▶ _PROBLEM REQUIREMENTS_
Copy out the data below as written; omit any images.
++++
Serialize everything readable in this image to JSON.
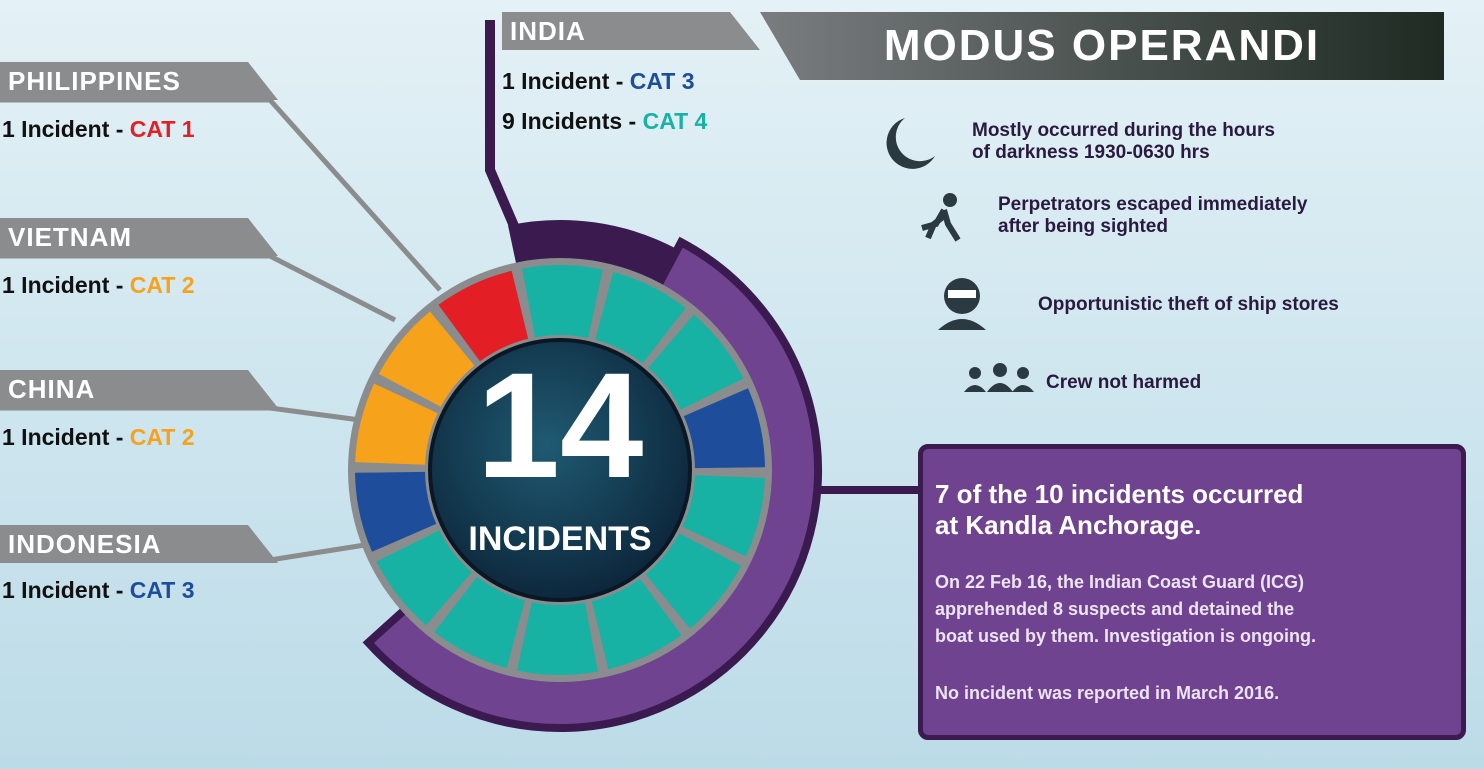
{
  "center": {
    "number": "14",
    "label": "INCIDENTS"
  },
  "countries": [
    {
      "name": "PHILIPPINES",
      "lines": [
        {
          "count": "1 Incident - ",
          "cat": "CAT 1"
        }
      ]
    },
    {
      "name": "VIETNAM",
      "lines": [
        {
          "count": "1 Incident - ",
          "cat": "CAT 2"
        }
      ]
    },
    {
      "name": "CHINA",
      "lines": [
        {
          "count": "1 Incident - ",
          "cat": "CAT 2"
        }
      ]
    },
    {
      "name": "INDONESIA",
      "lines": [
        {
          "count": "1 Incident - ",
          "cat": "CAT 3"
        }
      ]
    },
    {
      "name": "INDIA",
      "lines": [
        {
          "count": "1 Incident - ",
          "cat": "CAT 3"
        },
        {
          "count": "9 Incidents - ",
          "cat": "CAT 4"
        }
      ]
    }
  ],
  "modus_operandi": {
    "title": "MODUS OPERANDI",
    "items": [
      [
        "Mostly occurred during the hours",
        "of darkness 1930-0630 hrs"
      ],
      [
        "Perpetrators escaped immediately",
        "after being sighted"
      ],
      [
        "Opportunistic theft of ship stores"
      ],
      [
        "Crew not harmed"
      ]
    ]
  },
  "note": {
    "headline": [
      "7 of the 10 incidents occurred",
      "at Kandla Anchorage."
    ],
    "paragraphs": [
      [
        "On 22 Feb 16, the Indian Coast Guard (ICG)",
        "apprehended 8 suspects and detained the",
        "boat used by them. Investigation is ongoing."
      ],
      [
        "No incident was reported in March 2016."
      ]
    ]
  }
}
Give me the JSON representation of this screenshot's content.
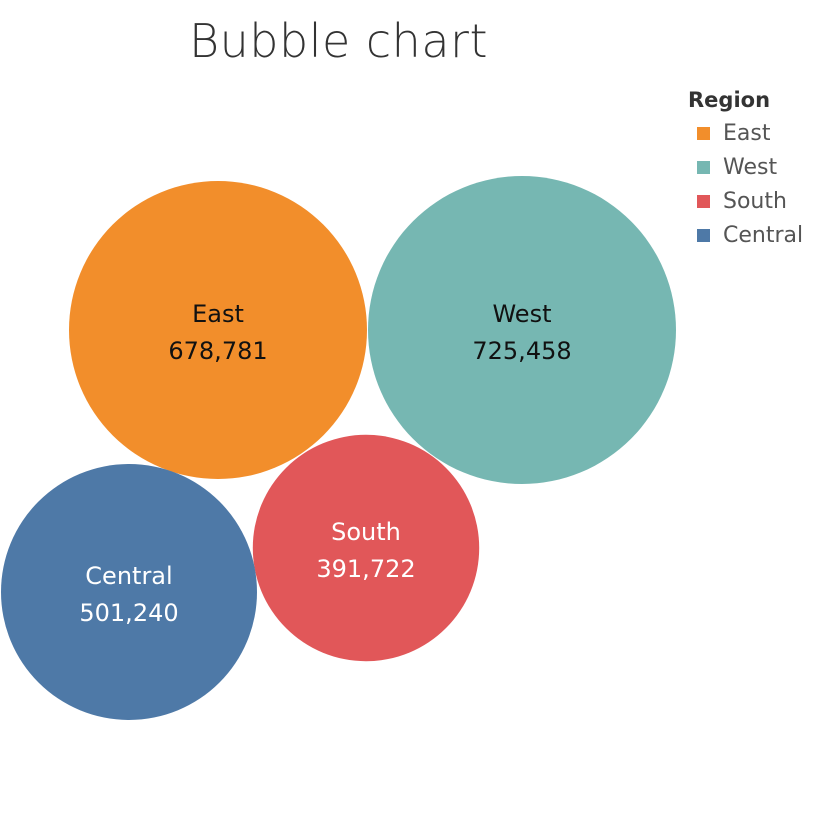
{
  "title": "Bubble chart",
  "legend": {
    "title": "Region",
    "items": [
      {
        "label": "East",
        "color": "#F28E2B"
      },
      {
        "label": "West",
        "color": "#76B7B2"
      },
      {
        "label": "South",
        "color": "#E15759"
      },
      {
        "label": "Central",
        "color": "#4E79A7"
      }
    ]
  },
  "chart_data": {
    "type": "bubble",
    "title": "Bubble chart",
    "legend_title": "Region",
    "legend_position": "top-right",
    "categories": [
      "East",
      "West",
      "South",
      "Central"
    ],
    "values": [
      678781,
      725458,
      391722,
      501240
    ],
    "value_labels": [
      "678,781",
      "725,458",
      "391,722",
      "501,240"
    ],
    "colors": [
      "#F28E2B",
      "#76B7B2",
      "#E15759",
      "#4E79A7"
    ],
    "label_colors": [
      "#111111",
      "#111111",
      "#ffffff",
      "#ffffff"
    ]
  }
}
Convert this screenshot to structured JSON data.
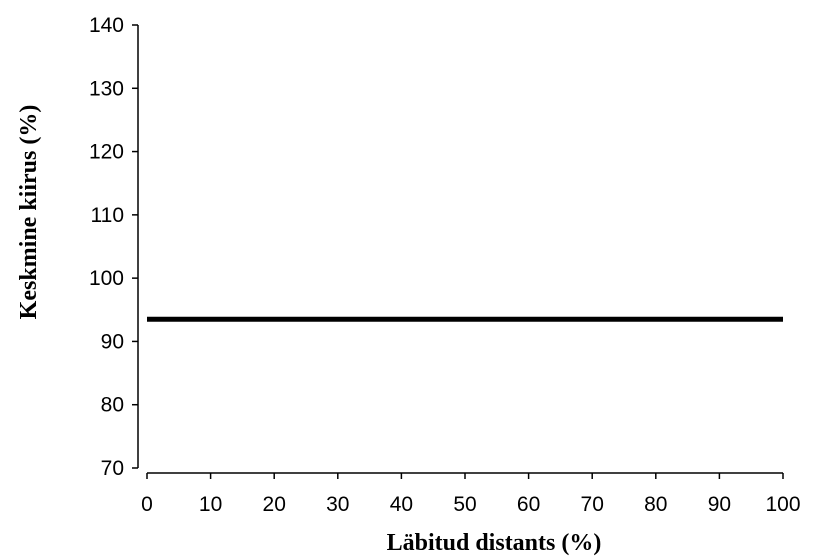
{
  "chart_data": {
    "type": "line",
    "title": "",
    "xlabel": "Läbitud distants (%)",
    "ylabel": "Keskmine kiirus (%)",
    "xlim": [
      0,
      100
    ],
    "ylim": [
      70,
      140
    ],
    "x_ticks": [
      0,
      10,
      20,
      30,
      40,
      50,
      60,
      70,
      80,
      90,
      100
    ],
    "y_ticks": [
      70,
      80,
      90,
      100,
      110,
      120,
      130,
      140
    ],
    "grid": false,
    "legend": "none",
    "series": [
      {
        "x": [
          0,
          100
        ],
        "y": [
          93.5,
          93.5
        ],
        "color": "#000000"
      }
    ]
  }
}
++++
▶ _RESULT_
Serialize everything readable in this image to JSON.
{
  "center": {
    "number": "14",
    "label": "INCIDENTS"
  },
  "countries": [
    {
      "name": "PHILIPPINES",
      "lines": [
        {
          "count": "1 Incident - ",
          "cat": "CAT 1"
        }
      ]
    },
    {
      "name": "VIETNAM",
      "lines": [
        {
          "count": "1 Incident - ",
          "cat": "CAT 2"
        }
      ]
    },
    {
      "name": "CHINA",
      "lines": [
        {
          "count": "1 Incident - ",
          "cat": "CAT 2"
        }
      ]
    },
    {
      "name": "INDONESIA",
      "lines": [
        {
          "count": "1 Incident - ",
          "cat": "CAT 3"
        }
      ]
    },
    {
      "name": "INDIA",
      "lines": [
        {
          "count": "1 Incident - ",
          "cat": "CAT 3"
        },
        {
          "count": "9 Incidents - ",
          "cat": "CAT 4"
        }
      ]
    }
  ],
  "modus_operandi": {
    "title": "MODUS OPERANDI",
    "items": [
      [
        "Mostly occurred during the hours",
        "of darkness 1930-0630 hrs"
      ],
      [
        "Perpetrators escaped immediately",
        "after being sighted"
      ],
      [
        "Opportunistic theft of ship stores"
      ],
      [
        "Crew not harmed"
      ]
    ]
  },
  "note": {
    "headline": [
      "7 of the 10 incidents occurred",
      "at Kandla Anchorage."
    ],
    "paragraphs": [
      [
        "On 22 Feb 16, the Indian Coast Guard (ICG)",
        "apprehended 8 suspects and detained the",
        "boat used by them. Investigation is ongoing."
      ],
      [
        "No incident was reported in March 2016."
      ]
    ]
  }
}
Give me the JSON representation of this screenshot's content.
{
  "title": "Bubble chart",
  "legend": {
    "title": "Region",
    "items": [
      {
        "label": "East",
        "color": "#F28E2B"
      },
      {
        "label": "West",
        "color": "#76B7B2"
      },
      {
        "label": "South",
        "color": "#E15759"
      },
      {
        "label": "Central",
        "color": "#4E79A7"
      }
    ]
  },
  "chart_data": {
    "type": "bubble",
    "title": "Bubble chart",
    "legend_title": "Region",
    "legend_position": "top-right",
    "categories": [
      "East",
      "West",
      "South",
      "Central"
    ],
    "values": [
      678781,
      725458,
      391722,
      501240
    ],
    "value_labels": [
      "678,781",
      "725,458",
      "391,722",
      "501,240"
    ],
    "colors": [
      "#F28E2B",
      "#76B7B2",
      "#E15759",
      "#4E79A7"
    ],
    "label_colors": [
      "#111111",
      "#111111",
      "#ffffff",
      "#ffffff"
    ]
  }
}
Convert this screenshot to structured JSON data.
{
  "chart_data": {
    "type": "line",
    "title": "",
    "xlabel": "Läbitud distants (%)",
    "ylabel": "Keskmine kiirus (%)",
    "xlim": [
      0,
      100
    ],
    "ylim": [
      70,
      140
    ],
    "x_ticks": [
      0,
      10,
      20,
      30,
      40,
      50,
      60,
      70,
      80,
      90,
      100
    ],
    "y_ticks": [
      70,
      80,
      90,
      100,
      110,
      120,
      130,
      140
    ],
    "grid": false,
    "legend": "none",
    "series": [
      {
        "x": [
          0,
          100
        ],
        "y": [
          93.5,
          93.5
        ],
        "color": "#000000"
      }
    ]
  }
}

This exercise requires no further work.